- [WHAT YOU NEED TO DO]: Rewrite the listing below, swapping each "interactable" for "clickable" and leaving everything else as it is.

Extracted data entries:

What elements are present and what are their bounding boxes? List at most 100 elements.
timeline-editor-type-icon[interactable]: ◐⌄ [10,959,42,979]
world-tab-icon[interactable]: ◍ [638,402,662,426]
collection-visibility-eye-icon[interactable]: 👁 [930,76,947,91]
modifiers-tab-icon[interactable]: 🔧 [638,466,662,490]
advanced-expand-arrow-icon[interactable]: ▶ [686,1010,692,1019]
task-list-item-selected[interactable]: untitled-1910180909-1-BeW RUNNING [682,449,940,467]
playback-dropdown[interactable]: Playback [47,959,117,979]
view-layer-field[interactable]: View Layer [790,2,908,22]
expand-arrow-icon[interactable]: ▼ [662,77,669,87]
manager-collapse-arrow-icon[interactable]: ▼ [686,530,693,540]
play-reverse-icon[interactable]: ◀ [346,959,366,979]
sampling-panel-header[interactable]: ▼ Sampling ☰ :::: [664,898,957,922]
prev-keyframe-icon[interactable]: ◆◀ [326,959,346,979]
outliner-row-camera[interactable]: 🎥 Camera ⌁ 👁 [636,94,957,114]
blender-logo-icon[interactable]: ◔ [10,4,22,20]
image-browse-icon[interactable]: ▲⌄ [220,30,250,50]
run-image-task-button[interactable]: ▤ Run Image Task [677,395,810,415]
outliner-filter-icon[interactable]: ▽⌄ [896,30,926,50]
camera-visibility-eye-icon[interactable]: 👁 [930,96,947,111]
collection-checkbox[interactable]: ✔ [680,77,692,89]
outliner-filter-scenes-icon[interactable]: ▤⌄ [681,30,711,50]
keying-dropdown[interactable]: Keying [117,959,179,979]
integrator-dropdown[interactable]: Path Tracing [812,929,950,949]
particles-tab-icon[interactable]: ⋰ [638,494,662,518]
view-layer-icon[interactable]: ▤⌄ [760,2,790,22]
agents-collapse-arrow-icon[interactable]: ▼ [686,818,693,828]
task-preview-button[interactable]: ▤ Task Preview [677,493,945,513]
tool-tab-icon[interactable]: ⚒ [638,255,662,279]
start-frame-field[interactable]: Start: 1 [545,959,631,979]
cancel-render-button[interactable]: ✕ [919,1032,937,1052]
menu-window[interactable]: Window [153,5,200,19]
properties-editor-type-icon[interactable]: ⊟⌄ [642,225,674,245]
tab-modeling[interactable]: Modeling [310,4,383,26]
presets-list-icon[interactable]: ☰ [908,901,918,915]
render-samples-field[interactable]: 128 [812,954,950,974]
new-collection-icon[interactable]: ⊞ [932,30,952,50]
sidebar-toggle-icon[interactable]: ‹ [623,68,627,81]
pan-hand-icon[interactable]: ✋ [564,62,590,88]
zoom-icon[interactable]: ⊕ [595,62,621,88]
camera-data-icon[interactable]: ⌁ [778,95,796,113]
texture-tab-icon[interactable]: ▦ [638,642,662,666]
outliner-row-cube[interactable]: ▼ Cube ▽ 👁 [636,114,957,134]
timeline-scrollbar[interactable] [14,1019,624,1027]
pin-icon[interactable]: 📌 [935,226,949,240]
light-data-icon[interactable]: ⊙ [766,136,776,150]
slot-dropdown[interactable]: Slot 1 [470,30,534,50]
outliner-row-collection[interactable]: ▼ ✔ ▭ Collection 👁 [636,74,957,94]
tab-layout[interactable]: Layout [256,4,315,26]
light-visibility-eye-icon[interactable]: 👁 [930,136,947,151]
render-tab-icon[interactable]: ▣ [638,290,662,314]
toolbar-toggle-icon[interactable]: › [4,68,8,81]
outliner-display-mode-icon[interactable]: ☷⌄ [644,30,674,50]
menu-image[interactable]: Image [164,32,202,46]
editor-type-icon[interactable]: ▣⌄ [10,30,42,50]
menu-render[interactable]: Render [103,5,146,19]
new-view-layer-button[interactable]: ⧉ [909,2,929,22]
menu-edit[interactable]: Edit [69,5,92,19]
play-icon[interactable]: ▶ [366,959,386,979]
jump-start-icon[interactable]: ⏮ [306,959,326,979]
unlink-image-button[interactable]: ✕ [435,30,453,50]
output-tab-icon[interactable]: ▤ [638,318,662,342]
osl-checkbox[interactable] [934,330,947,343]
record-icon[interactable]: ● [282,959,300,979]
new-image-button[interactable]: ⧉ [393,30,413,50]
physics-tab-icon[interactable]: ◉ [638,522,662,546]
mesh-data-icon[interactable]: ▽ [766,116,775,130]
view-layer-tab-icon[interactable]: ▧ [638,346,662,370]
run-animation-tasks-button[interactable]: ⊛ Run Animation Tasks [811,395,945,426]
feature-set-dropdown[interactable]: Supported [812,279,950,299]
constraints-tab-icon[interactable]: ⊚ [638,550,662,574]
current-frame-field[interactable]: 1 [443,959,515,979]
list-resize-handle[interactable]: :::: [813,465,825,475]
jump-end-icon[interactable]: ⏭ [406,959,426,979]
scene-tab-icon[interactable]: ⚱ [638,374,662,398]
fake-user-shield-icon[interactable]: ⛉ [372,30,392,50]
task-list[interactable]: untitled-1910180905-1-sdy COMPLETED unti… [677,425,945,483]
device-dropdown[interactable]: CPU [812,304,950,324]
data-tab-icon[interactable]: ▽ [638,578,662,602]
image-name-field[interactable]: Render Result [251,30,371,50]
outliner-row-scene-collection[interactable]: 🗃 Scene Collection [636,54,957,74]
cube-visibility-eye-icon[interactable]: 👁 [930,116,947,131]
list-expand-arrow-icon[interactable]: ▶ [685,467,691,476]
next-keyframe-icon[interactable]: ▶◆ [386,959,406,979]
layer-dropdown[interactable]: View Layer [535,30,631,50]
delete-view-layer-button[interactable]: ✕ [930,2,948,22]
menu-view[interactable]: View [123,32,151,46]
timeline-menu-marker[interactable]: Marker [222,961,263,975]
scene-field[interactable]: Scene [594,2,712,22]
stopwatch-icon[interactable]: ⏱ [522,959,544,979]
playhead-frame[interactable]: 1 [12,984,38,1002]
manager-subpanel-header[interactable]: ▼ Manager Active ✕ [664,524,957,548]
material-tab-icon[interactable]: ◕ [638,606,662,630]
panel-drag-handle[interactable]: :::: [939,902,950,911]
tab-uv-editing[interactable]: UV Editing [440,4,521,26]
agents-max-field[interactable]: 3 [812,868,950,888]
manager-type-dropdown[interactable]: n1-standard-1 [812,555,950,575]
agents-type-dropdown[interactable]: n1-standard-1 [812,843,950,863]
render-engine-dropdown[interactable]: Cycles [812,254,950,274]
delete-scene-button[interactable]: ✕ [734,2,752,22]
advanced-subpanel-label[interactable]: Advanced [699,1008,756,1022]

- [ANSWER TO THIS TASK]:
What elements are present and what are their bounding boxes? List at most 100 elements.
timeline-editor-type-icon[clickable]: ◐⌄ [10,959,42,979]
world-tab-icon[clickable]: ◍ [638,402,662,426]
collection-visibility-eye-icon[clickable]: 👁 [930,76,947,91]
modifiers-tab-icon[clickable]: 🔧 [638,466,662,490]
advanced-expand-arrow-icon[clickable]: ▶ [686,1010,692,1019]
task-list-item-selected[clickable]: untitled-1910180909-1-BeW RUNNING [682,449,940,467]
playback-dropdown[clickable]: Playback [47,959,117,979]
view-layer-field[clickable]: View Layer [790,2,908,22]
expand-arrow-icon[clickable]: ▼ [662,77,669,87]
manager-collapse-arrow-icon[clickable]: ▼ [686,530,693,540]
play-reverse-icon[clickable]: ◀ [346,959,366,979]
sampling-panel-header[clickable]: ▼ Sampling ☰ :::: [664,898,957,922]
prev-keyframe-icon[clickable]: ◆◀ [326,959,346,979]
outliner-row-camera[clickable]: 🎥 Camera ⌁ 👁 [636,94,957,114]
blender-logo-icon[clickable]: ◔ [10,4,22,20]
image-browse-icon[clickable]: ▲⌄ [220,30,250,50]
run-image-task-button[clickable]: ▤ Run Image Task [677,395,810,415]
outliner-filter-icon[clickable]: ▽⌄ [896,30,926,50]
camera-visibility-eye-icon[clickable]: 👁 [930,96,947,111]
collection-checkbox[clickable]: ✔ [680,77,692,89]
outliner-filter-scenes-icon[clickable]: ▤⌄ [681,30,711,50]
keying-dropdown[clickable]: Keying [117,959,179,979]
integrator-dropdown[clickable]: Path Tracing [812,929,950,949]
particles-tab-icon[clickable]: ⋰ [638,494,662,518]
view-layer-icon[clickable]: ▤⌄ [760,2,790,22]
agents-collapse-arrow-icon[clickable]: ▼ [686,818,693,828]
task-preview-button[clickable]: ▤ Task Preview [677,493,945,513]
tool-tab-icon[clickable]: ⚒ [638,255,662,279]
start-frame-field[clickable]: Start: 1 [545,959,631,979]
cancel-render-button[clickable]: ✕ [919,1032,937,1052]
menu-window[clickable]: Window [153,5,200,19]
properties-editor-type-icon[clickable]: ⊟⌄ [642,225,674,245]
tab-modeling[clickable]: Modeling [310,4,383,26]
presets-list-icon[clickable]: ☰ [908,901,918,915]
render-samples-field[clickable]: 128 [812,954,950,974]
new-collection-icon[clickable]: ⊞ [932,30,952,50]
sidebar-toggle-icon[clickable]: ‹ [623,68,627,81]
pan-hand-icon[clickable]: ✋ [564,62,590,88]
zoom-icon[clickable]: ⊕ [595,62,621,88]
camera-data-icon[clickable]: ⌁ [778,95,796,113]
texture-tab-icon[clickable]: ▦ [638,642,662,666]
outliner-row-cube[clickable]: ▼ Cube ▽ 👁 [636,114,957,134]
timeline-scrollbar[clickable] [14,1019,624,1027]
pin-icon[clickable]: 📌 [935,226,949,240]
light-data-icon[clickable]: ⊙ [766,136,776,150]
slot-dropdown[clickable]: Slot 1 [470,30,534,50]
outliner-row-collection[clickable]: ▼ ✔ ▭ Collection 👁 [636,74,957,94]
tab-layout[clickable]: Layout [256,4,315,26]
light-visibility-eye-icon[clickable]: 👁 [930,136,947,151]
render-tab-icon[clickable]: ▣ [638,290,662,314]
toolbar-toggle-icon[clickable]: › [4,68,8,81]
outliner-display-mode-icon[clickable]: ☷⌄ [644,30,674,50]
menu-image[clickable]: Image [164,32,202,46]
editor-type-icon[clickable]: ▣⌄ [10,30,42,50]
menu-render[clickable]: Render [103,5,146,19]
new-view-layer-button[clickable]: ⧉ [909,2,929,22]
menu-edit[clickable]: Edit [69,5,92,19]
play-icon[clickable]: ▶ [366,959,386,979]
jump-start-icon[clickable]: ⏮ [306,959,326,979]
unlink-image-button[clickable]: ✕ [435,30,453,50]
output-tab-icon[clickable]: ▤ [638,318,662,342]
osl-checkbox[clickable] [934,330,947,343]
record-icon[clickable]: ● [282,959,300,979]
new-image-button[clickable]: ⧉ [393,30,413,50]
physics-tab-icon[clickable]: ◉ [638,522,662,546]
mesh-data-icon[clickable]: ▽ [766,116,775,130]
view-layer-tab-icon[clickable]: ▧ [638,346,662,370]
run-animation-tasks-button[clickable]: ⊛ Run Animation Tasks [811,395,945,426]
feature-set-dropdown[clickable]: Supported [812,279,950,299]
constraints-tab-icon[clickable]: ⊚ [638,550,662,574]
current-frame-field[clickable]: 1 [443,959,515,979]
list-resize-handle[clickable]: :::: [813,465,825,475]
jump-end-icon[clickable]: ⏭ [406,959,426,979]
scene-tab-icon[clickable]: ⚱ [638,374,662,398]
fake-user-shield-icon[clickable]: ⛉ [372,30,392,50]
task-list[clickable]: untitled-1910180905-1-sdy COMPLETED unti… [677,425,945,483]
device-dropdown[clickable]: CPU [812,304,950,324]
data-tab-icon[clickable]: ▽ [638,578,662,602]
image-name-field[clickable]: Render Result [251,30,371,50]
outliner-row-scene-collection[clickable]: 🗃 Scene Collection [636,54,957,74]
cube-visibility-eye-icon[clickable]: 👁 [930,116,947,131]
list-expand-arrow-icon[clickable]: ▶ [685,467,691,476]
next-keyframe-icon[clickable]: ▶◆ [386,959,406,979]
layer-dropdown[clickable]: View Layer [535,30,631,50]
delete-view-layer-button[clickable]: ✕ [930,2,948,22]
menu-view[clickable]: View [123,32,151,46]
timeline-menu-marker[clickable]: Marker [222,961,263,975]
scene-field[clickable]: Scene [594,2,712,22]
stopwatch-icon[clickable]: ⏱ [522,959,544,979]
playhead-frame[clickable]: 1 [12,984,38,1002]
manager-subpanel-header[clickable]: ▼ Manager Active ✕ [664,524,957,548]
material-tab-icon[clickable]: ◕ [638,606,662,630]
panel-drag-handle[clickable]: :::: [939,902,950,911]
tab-uv-editing[clickable]: UV Editing [440,4,521,26]
agents-max-field[clickable]: 3 [812,868,950,888]
manager-type-dropdown[clickable]: n1-standard-1 [812,555,950,575]
agents-type-dropdown[clickable]: n1-standard-1 [812,843,950,863]
render-engine-dropdown[clickable]: Cycles [812,254,950,274]
delete-scene-button[clickable]: ✕ [734,2,752,22]
advanced-subpanel-label[clickable]: Advanced [699,1008,756,1022]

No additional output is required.